What is needed :: Filter the listing below, copying every line in which the word "arcmin" appears.

Data shown ::
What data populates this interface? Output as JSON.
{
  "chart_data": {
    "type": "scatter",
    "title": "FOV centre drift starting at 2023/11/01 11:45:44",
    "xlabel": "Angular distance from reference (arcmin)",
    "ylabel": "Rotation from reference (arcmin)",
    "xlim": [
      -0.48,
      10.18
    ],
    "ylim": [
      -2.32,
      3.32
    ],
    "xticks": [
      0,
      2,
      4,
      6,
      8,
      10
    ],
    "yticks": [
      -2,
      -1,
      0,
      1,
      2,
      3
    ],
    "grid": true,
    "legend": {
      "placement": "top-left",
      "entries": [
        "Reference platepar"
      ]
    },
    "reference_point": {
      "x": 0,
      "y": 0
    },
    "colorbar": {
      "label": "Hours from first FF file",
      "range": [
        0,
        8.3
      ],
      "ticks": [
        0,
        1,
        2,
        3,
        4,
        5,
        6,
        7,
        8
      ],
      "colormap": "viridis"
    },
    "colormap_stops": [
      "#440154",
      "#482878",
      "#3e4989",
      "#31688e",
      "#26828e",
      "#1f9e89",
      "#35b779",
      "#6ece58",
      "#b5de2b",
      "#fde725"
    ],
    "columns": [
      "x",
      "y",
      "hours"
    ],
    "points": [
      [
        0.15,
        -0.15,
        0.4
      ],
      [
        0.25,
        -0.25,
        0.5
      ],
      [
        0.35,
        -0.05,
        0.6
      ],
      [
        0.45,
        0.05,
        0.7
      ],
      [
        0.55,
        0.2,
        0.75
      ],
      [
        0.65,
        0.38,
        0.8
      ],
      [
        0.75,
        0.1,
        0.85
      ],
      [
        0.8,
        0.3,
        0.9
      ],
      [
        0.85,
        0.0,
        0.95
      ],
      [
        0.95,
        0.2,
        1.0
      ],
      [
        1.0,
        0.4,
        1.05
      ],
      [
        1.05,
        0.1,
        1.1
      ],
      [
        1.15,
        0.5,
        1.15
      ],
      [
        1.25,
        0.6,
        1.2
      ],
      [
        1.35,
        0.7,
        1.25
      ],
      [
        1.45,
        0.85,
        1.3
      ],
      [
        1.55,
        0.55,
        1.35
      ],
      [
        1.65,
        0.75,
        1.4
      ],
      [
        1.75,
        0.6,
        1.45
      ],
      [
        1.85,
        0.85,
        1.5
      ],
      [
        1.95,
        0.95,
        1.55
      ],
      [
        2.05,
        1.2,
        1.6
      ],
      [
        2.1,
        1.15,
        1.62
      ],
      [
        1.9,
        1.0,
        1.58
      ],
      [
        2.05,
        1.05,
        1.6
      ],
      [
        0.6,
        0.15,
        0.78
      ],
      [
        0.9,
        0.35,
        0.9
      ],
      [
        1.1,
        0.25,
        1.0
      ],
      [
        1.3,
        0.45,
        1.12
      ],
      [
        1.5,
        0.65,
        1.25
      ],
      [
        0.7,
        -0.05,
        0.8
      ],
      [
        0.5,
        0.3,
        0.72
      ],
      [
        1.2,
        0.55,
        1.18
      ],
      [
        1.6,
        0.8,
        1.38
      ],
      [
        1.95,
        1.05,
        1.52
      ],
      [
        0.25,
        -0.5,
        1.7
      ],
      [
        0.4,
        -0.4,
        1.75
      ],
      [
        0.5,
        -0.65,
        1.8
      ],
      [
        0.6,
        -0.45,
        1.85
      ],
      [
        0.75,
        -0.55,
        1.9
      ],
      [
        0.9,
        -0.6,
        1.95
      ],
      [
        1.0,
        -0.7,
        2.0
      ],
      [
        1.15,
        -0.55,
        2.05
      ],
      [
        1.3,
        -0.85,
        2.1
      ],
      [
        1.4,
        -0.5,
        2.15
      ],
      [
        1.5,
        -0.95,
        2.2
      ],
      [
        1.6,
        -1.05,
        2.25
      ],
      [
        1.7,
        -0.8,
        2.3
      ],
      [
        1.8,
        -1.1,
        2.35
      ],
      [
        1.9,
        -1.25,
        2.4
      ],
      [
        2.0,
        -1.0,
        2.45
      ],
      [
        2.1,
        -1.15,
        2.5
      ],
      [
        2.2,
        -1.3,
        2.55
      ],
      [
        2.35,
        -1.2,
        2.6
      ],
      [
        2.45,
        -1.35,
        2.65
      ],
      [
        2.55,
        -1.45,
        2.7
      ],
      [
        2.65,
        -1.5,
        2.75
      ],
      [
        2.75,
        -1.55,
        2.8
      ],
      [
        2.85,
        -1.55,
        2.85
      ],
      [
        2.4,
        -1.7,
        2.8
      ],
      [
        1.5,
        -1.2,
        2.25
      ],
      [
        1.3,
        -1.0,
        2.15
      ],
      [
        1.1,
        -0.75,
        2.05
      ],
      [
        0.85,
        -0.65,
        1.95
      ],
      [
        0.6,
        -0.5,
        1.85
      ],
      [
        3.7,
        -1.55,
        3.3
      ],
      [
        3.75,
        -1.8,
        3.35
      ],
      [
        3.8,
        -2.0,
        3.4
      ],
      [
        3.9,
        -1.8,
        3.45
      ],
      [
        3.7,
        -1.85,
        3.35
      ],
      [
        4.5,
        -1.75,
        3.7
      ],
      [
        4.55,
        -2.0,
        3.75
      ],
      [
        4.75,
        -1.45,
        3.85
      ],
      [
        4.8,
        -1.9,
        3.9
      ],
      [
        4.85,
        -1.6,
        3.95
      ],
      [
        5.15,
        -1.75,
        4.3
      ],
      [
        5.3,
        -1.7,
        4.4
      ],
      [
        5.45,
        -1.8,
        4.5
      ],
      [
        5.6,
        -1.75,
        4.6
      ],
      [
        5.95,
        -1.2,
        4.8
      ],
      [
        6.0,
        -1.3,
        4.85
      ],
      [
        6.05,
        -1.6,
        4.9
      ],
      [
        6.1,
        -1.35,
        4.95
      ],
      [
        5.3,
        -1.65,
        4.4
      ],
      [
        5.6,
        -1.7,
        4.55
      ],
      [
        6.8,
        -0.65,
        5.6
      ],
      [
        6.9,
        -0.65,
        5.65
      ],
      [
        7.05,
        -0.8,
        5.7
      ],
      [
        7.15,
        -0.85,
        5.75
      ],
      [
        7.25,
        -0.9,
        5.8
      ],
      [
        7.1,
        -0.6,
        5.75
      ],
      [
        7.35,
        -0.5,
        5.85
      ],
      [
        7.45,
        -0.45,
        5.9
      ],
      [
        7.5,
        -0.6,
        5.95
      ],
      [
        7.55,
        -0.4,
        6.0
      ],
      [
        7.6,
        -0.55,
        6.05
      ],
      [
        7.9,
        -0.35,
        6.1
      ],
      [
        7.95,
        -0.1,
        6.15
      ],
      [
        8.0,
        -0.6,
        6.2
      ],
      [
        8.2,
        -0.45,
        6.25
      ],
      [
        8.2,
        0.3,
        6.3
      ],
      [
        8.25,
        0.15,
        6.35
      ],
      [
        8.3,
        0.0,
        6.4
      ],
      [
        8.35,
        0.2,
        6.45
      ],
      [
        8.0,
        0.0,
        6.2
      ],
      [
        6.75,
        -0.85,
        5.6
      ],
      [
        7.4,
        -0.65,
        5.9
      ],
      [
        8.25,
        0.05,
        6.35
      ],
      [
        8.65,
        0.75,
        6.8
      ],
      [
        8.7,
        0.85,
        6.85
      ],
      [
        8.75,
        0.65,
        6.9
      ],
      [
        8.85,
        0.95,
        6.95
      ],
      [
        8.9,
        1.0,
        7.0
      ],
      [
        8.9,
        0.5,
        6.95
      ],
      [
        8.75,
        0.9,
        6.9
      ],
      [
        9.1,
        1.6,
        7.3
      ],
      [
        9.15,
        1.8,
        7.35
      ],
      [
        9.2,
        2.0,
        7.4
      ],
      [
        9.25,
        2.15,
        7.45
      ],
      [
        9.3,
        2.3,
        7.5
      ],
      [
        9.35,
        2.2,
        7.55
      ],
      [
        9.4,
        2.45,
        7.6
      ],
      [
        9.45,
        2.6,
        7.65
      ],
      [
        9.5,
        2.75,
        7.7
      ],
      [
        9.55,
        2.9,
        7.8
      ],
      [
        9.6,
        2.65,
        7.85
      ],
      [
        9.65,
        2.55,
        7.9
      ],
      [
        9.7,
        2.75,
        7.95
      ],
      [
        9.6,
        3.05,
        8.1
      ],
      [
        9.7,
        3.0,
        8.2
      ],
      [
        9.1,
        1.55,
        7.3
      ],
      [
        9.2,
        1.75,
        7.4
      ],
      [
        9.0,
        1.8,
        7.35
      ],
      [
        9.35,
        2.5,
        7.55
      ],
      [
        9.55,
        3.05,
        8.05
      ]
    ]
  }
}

In response ::
    "xlabel": "Angular distance from reference (arcmin)",
    "ylabel": "Rotation from reference (arcmin)",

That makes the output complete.